SHORT PROBLEM: Give the listing again exactly, omitting its images.

RECORDED DATA:

+++

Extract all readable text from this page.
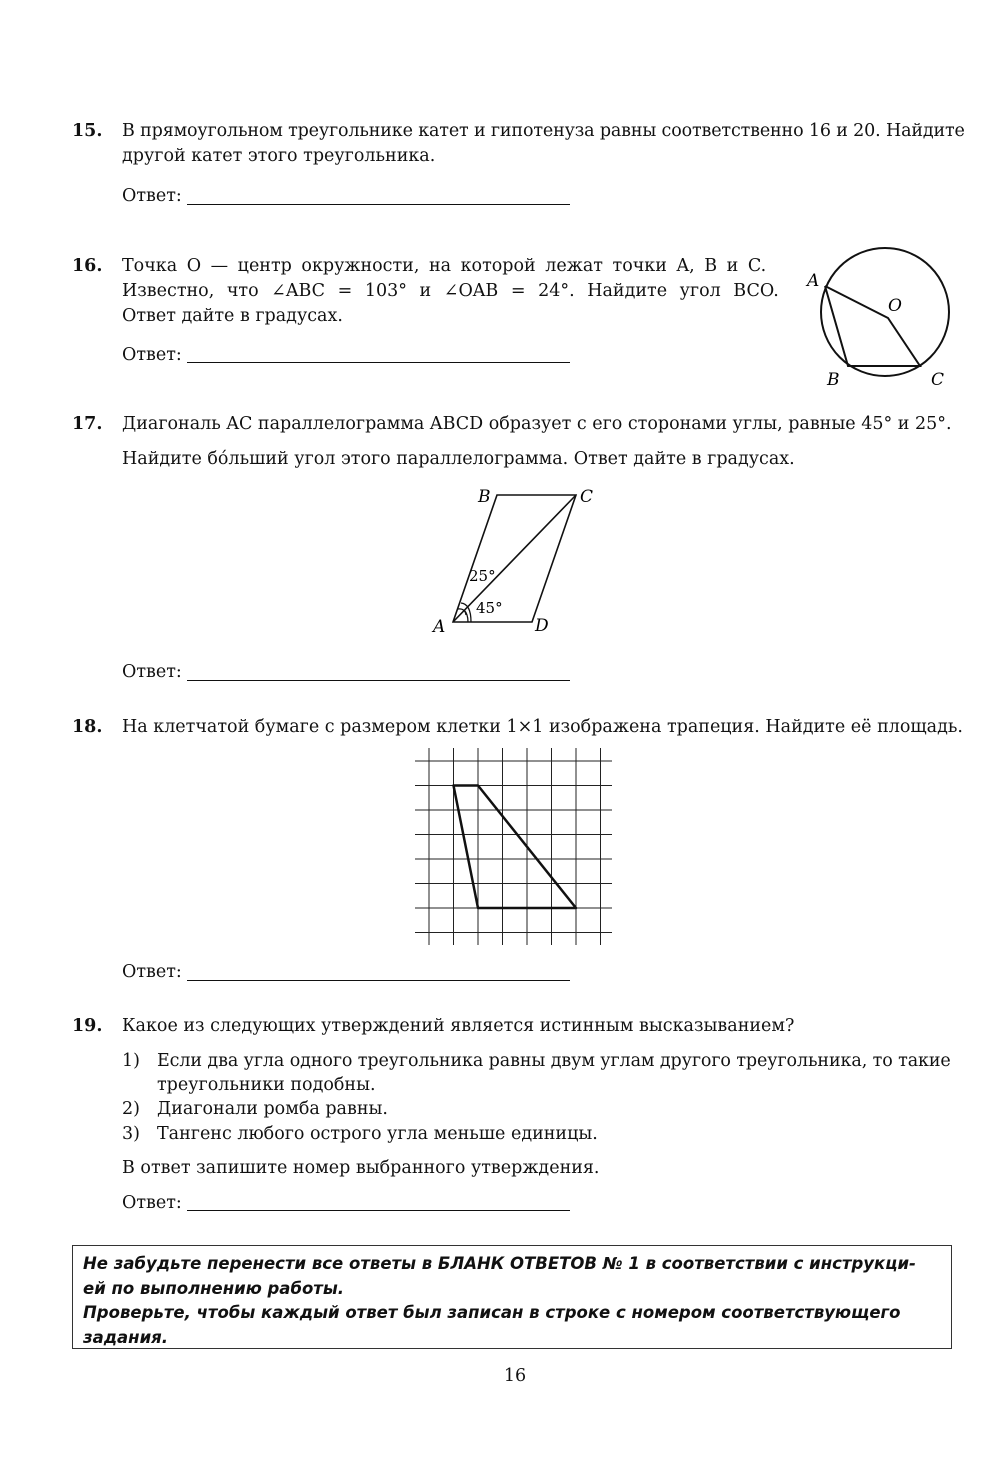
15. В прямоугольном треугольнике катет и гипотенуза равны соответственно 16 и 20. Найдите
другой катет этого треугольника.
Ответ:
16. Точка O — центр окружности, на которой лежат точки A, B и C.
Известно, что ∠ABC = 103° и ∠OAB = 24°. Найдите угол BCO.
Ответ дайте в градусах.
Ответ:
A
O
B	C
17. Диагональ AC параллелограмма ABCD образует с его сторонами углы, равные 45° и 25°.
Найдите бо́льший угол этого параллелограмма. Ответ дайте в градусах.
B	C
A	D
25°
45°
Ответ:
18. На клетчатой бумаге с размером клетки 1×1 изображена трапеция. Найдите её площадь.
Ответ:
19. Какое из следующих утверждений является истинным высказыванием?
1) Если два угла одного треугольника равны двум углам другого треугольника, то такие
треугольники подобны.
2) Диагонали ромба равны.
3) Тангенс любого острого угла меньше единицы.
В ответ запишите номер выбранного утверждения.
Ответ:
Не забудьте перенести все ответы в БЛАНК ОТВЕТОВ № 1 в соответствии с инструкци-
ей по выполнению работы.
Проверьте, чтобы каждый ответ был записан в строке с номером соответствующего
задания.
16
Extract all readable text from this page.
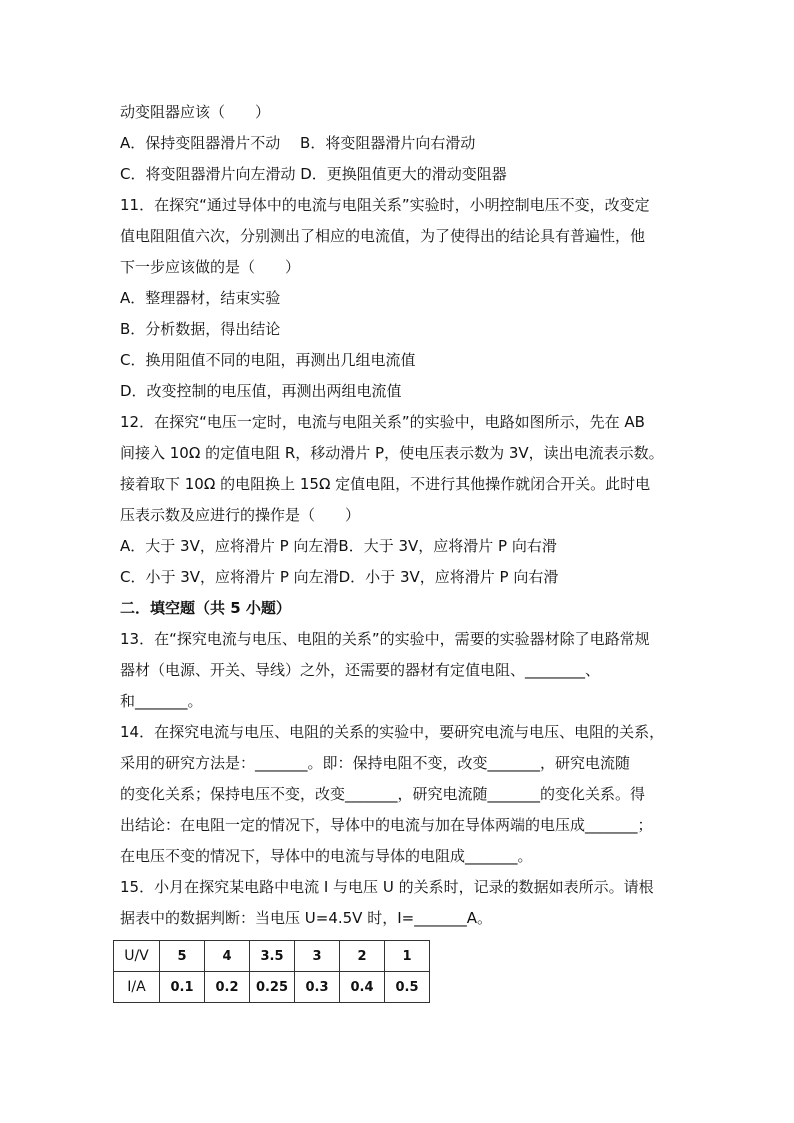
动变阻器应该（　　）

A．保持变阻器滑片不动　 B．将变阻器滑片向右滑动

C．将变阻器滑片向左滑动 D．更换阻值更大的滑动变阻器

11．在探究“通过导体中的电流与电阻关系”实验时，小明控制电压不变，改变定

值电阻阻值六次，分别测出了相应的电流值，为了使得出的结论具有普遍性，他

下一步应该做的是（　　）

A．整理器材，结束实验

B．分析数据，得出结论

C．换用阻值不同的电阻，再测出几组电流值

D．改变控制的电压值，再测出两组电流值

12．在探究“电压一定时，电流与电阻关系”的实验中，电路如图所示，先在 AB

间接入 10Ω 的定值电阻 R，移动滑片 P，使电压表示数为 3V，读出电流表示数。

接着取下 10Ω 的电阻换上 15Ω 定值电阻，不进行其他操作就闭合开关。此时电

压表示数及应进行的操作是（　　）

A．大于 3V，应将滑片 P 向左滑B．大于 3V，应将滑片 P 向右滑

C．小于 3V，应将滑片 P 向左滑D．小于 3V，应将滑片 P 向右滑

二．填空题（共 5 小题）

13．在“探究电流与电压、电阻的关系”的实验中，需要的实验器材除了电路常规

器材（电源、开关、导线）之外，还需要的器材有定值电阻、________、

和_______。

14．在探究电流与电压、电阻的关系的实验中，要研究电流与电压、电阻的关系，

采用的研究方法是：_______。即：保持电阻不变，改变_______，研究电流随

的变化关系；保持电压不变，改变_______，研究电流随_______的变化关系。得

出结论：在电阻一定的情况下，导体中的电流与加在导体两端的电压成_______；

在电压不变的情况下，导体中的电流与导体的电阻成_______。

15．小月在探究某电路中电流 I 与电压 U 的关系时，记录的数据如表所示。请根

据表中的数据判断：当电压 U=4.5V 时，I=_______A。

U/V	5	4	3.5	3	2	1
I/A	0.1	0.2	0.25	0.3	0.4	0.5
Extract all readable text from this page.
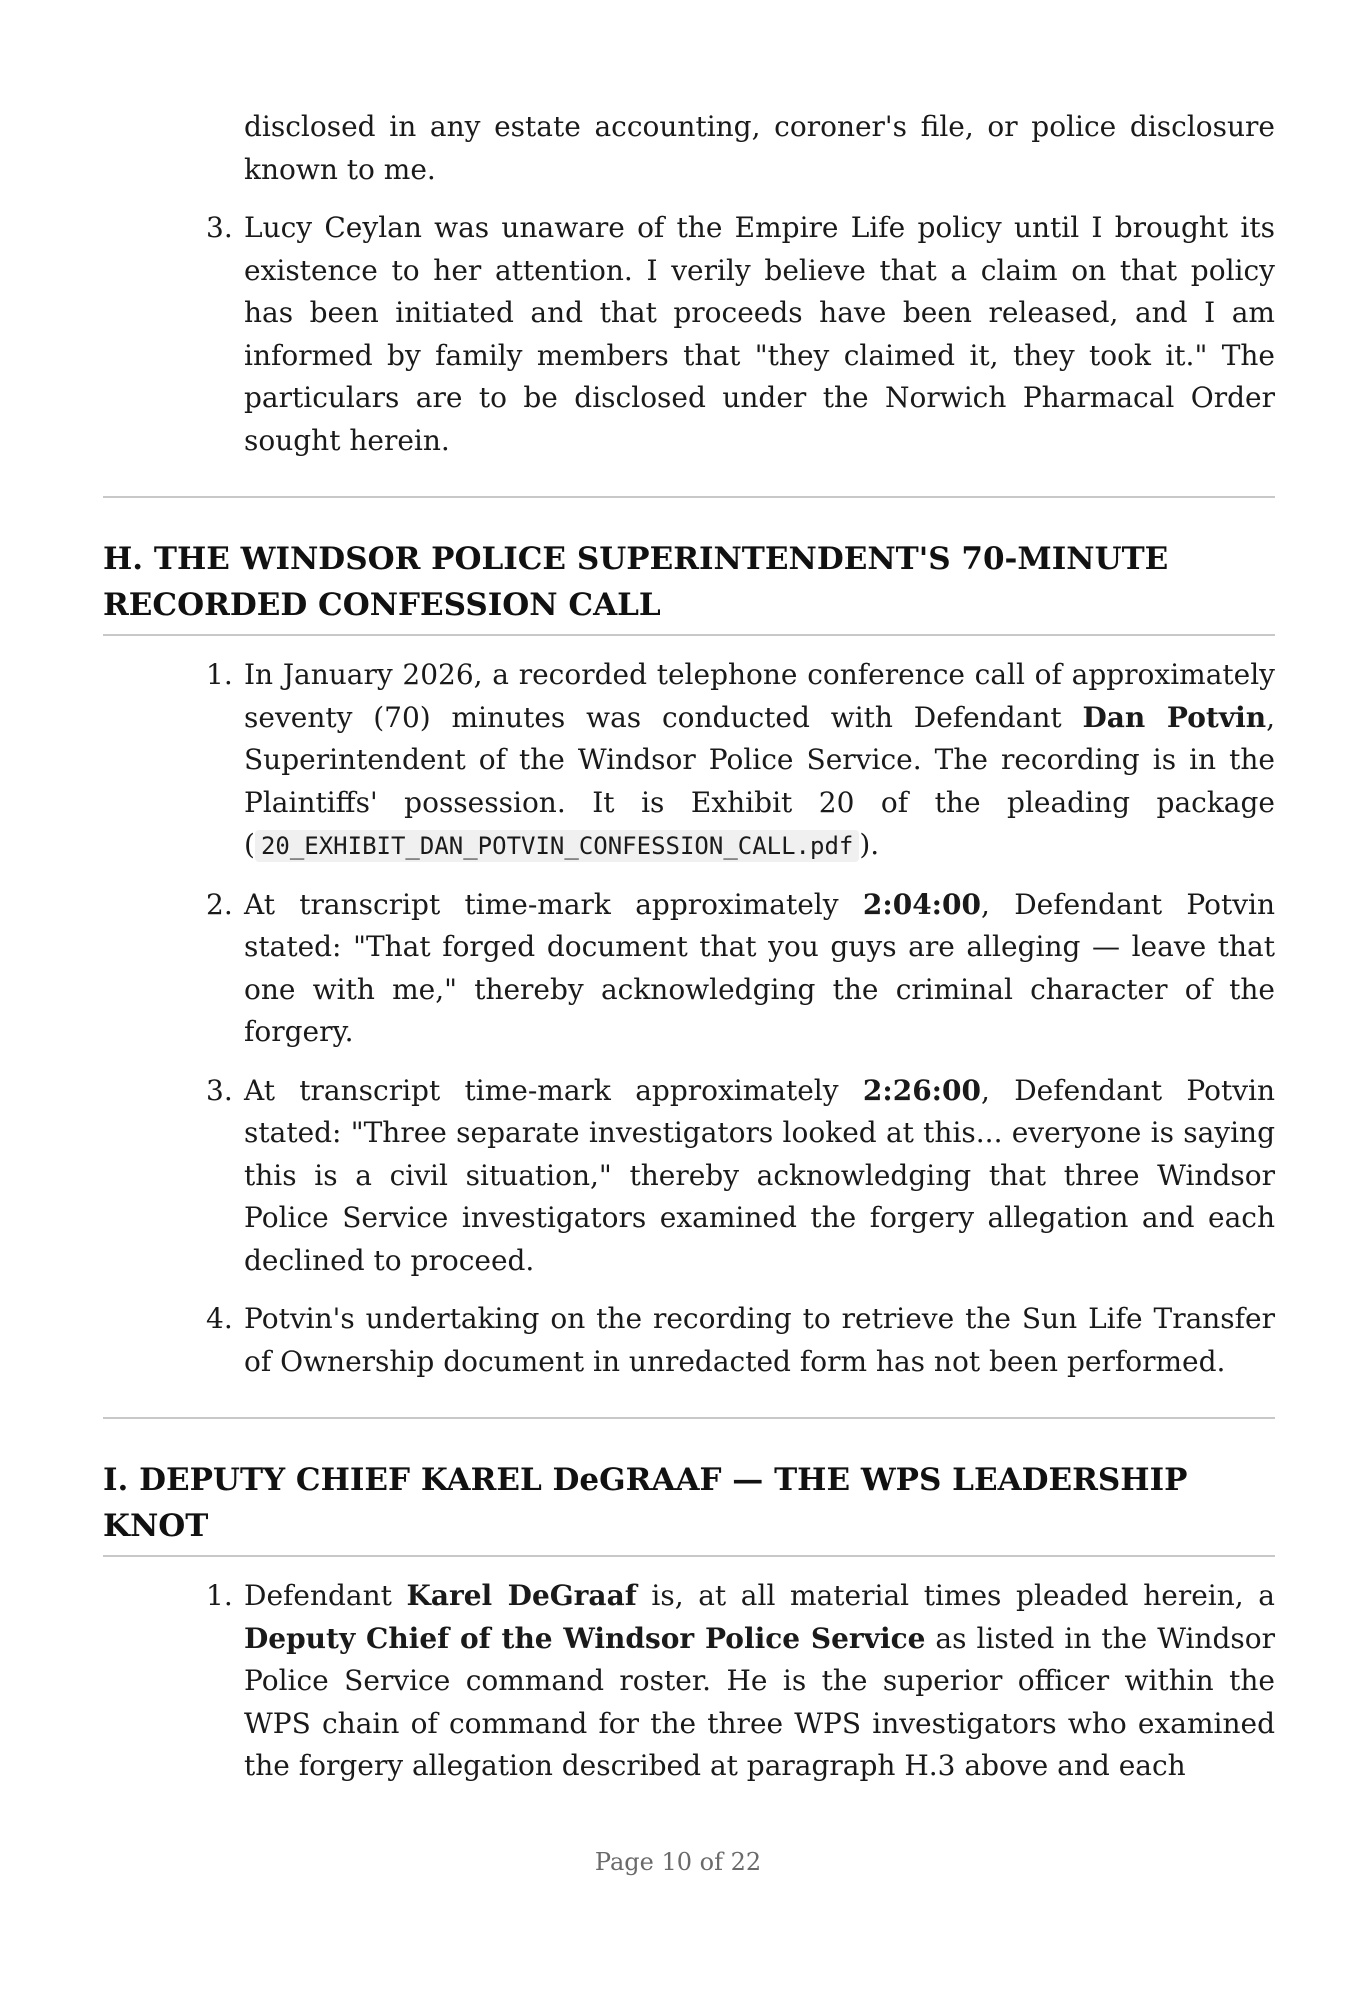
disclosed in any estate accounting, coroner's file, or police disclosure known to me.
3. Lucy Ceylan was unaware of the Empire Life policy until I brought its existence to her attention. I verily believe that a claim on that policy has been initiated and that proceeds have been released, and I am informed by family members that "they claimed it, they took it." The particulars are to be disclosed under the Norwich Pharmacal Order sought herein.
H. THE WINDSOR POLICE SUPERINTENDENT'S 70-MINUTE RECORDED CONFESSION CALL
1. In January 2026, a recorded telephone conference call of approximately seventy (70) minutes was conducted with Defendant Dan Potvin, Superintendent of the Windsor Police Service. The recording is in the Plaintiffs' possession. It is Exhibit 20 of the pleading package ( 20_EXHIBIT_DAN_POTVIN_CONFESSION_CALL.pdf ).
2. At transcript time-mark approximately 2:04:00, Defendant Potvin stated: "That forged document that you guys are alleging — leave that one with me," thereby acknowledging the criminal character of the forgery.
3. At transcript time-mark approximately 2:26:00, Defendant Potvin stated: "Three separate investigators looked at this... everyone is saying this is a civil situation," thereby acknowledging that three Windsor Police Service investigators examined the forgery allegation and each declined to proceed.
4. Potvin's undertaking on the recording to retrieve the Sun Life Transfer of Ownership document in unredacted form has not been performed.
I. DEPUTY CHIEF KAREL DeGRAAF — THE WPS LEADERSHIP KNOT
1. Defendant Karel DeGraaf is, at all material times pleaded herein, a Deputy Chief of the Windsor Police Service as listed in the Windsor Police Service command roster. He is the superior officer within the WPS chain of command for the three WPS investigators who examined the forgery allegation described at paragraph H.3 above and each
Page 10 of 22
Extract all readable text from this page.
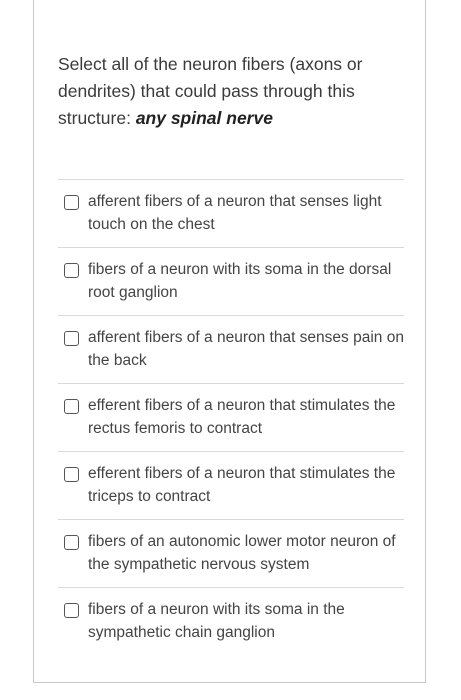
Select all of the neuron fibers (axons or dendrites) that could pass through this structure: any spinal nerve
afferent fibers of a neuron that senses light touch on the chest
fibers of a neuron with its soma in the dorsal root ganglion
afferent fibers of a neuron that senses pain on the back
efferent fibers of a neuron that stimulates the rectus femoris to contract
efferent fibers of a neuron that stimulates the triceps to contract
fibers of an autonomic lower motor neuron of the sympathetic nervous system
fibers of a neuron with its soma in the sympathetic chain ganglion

+++

EXERCISE ANSWER:
Extract all readable text from this page.
15. В прямоугольном треугольнике катет и гипотенуза равны соответственно 16 и 20. Найдите
другой катет этого треугольника.
Ответ:
16. Точка O — центр окружности, на которой лежат точки A, B и C.
Известно, что ∠ABC = 103° и ∠OAB = 24°. Найдите угол BCO.
Ответ дайте в градусах.
Ответ:
A
O
B	C
17. Диагональ AC параллелограмма ABCD образует с его сторонами углы, равные 45° и 25°.
Найдите бо́льший угол этого параллелограмма. Ответ дайте в градусах.
B	C
A	D
25°
45°
Ответ:
18. На клетчатой бумаге с размером клетки 1×1 изображена трапеция. Найдите её площадь.
Ответ:
19. Какое из следующих утверждений является истинным высказыванием?
1) Если два угла одного треугольника равны двум углам другого треугольника, то такие
треугольники подобны.
2) Диагонали ромба равны.
3) Тангенс любого острого угла меньше единицы.
В ответ запишите номер выбранного утверждения.
Ответ:
Не забудьте перенести все ответы в БЛАНК ОТВЕТОВ № 1 в соответствии с инструкци-
ей по выполнению работы.
Проверьте, чтобы каждый ответ был записан в строке с номером соответствующего
задания.
16
Extract all readable text from this page.
动变阻器应该（　　）

A．保持变阻器滑片不动　 B．将变阻器滑片向右滑动

C．将变阻器滑片向左滑动 D．更换阻值更大的滑动变阻器

11．在探究“通过导体中的电流与电阻关系”实验时，小明控制电压不变，改变定

值电阻阻值六次，分别测出了相应的电流值，为了使得出的结论具有普遍性，他

下一步应该做的是（　　）

A．整理器材，结束实验

B．分析数据，得出结论

C．换用阻值不同的电阻，再测出几组电流值

D．改变控制的电压值，再测出两组电流值

12．在探究“电压一定时，电流与电阻关系”的实验中，电路如图所示，先在 AB

间接入 10Ω 的定值电阻 R，移动滑片 P，使电压表示数为 3V，读出电流表示数。

接着取下 10Ω 的电阻换上 15Ω 定值电阻，不进行其他操作就闭合开关。此时电

压表示数及应进行的操作是（　　）

A．大于 3V，应将滑片 P 向左滑B．大于 3V，应将滑片 P 向右滑

C．小于 3V，应将滑片 P 向左滑D．小于 3V，应将滑片 P 向右滑

二．填空题（共 5 小题）

13．在“探究电流与电压、电阻的关系”的实验中，需要的实验器材除了电路常规

器材（电源、开关、导线）之外，还需要的器材有定值电阻、________、

和_______。

14．在探究电流与电压、电阻的关系的实验中，要研究电流与电压、电阻的关系，

采用的研究方法是：_______。即：保持电阻不变，改变_______，研究电流随

的变化关系；保持电压不变，改变_______，研究电流随_______的变化关系。得

出结论：在电阻一定的情况下，导体中的电流与加在导体两端的电压成_______；

在电压不变的情况下，导体中的电流与导体的电阻成_______。

15．小月在探究某电路中电流 I 与电压 U 的关系时，记录的数据如表所示。请根

据表中的数据判断：当电压 U=4.5V 时，I=_______A。

U/V	5	4	3.5	3	2	1
I/A	0.1	0.2	0.25	0.3	0.4	0.5
Extract all readable text from this page.
disclosed in any estate accounting, coroner's file, or police disclosure known to me.
3. Lucy Ceylan was unaware of the Empire Life policy until I brought its existence to her attention. I verily believe that a claim on that policy has been initiated and that proceeds have been released, and I am informed by family members that "they claimed it, they took it." The particulars are to be disclosed under the Norwich Pharmacal Order sought herein.
H. THE WINDSOR POLICE SUPERINTENDENT'S 70-MINUTE RECORDED CONFESSION CALL
1. In January 2026, a recorded telephone conference call of approximately seventy (70) minutes was conducted with Defendant Dan Potvin, Superintendent of the Windsor Police Service. The recording is in the Plaintiffs' possession. It is Exhibit 20 of the pleading package ( 20_EXHIBIT_DAN_POTVIN_CONFESSION_CALL.pdf ).
2. At transcript time-mark approximately 2:04:00, Defendant Potvin stated: "That forged document that you guys are alleging — leave that one with me," thereby acknowledging the criminal character of the forgery.
3. At transcript time-mark approximately 2:26:00, Defendant Potvin stated: "Three separate investigators looked at this... everyone is saying this is a civil situation," thereby acknowledging that three Windsor Police Service investigators examined the forgery allegation and each declined to proceed.
4. Potvin's undertaking on the recording to retrieve the Sun Life Transfer of Ownership document in unredacted form has not been performed.
I. DEPUTY CHIEF KAREL DeGRAAF — THE WPS LEADERSHIP KNOT
1. Defendant Karel DeGraaf is, at all material times pleaded herein, a Deputy Chief of the Windsor Police Service as listed in the Windsor Police Service command roster. He is the superior officer within the WPS chain of command for the three WPS investigators who examined the forgery allegation described at paragraph H.3 above and each
Page 10 of 22
Extract all readable text from this page.
Select all of the neuron fibers (axons or dendrites) that could pass through this structure: any spinal nerve
afferent fibers of a neuron that senses light touch on the chest
fibers of a neuron with its soma in the dorsal root ganglion
afferent fibers of a neuron that senses pain on the back
efferent fibers of a neuron that stimulates the rectus femoris to contract
efferent fibers of a neuron that stimulates the triceps to contract
fibers of an autonomic lower motor neuron of the sympathetic nervous system
fibers of a neuron with its soma in the sympathetic chain ganglion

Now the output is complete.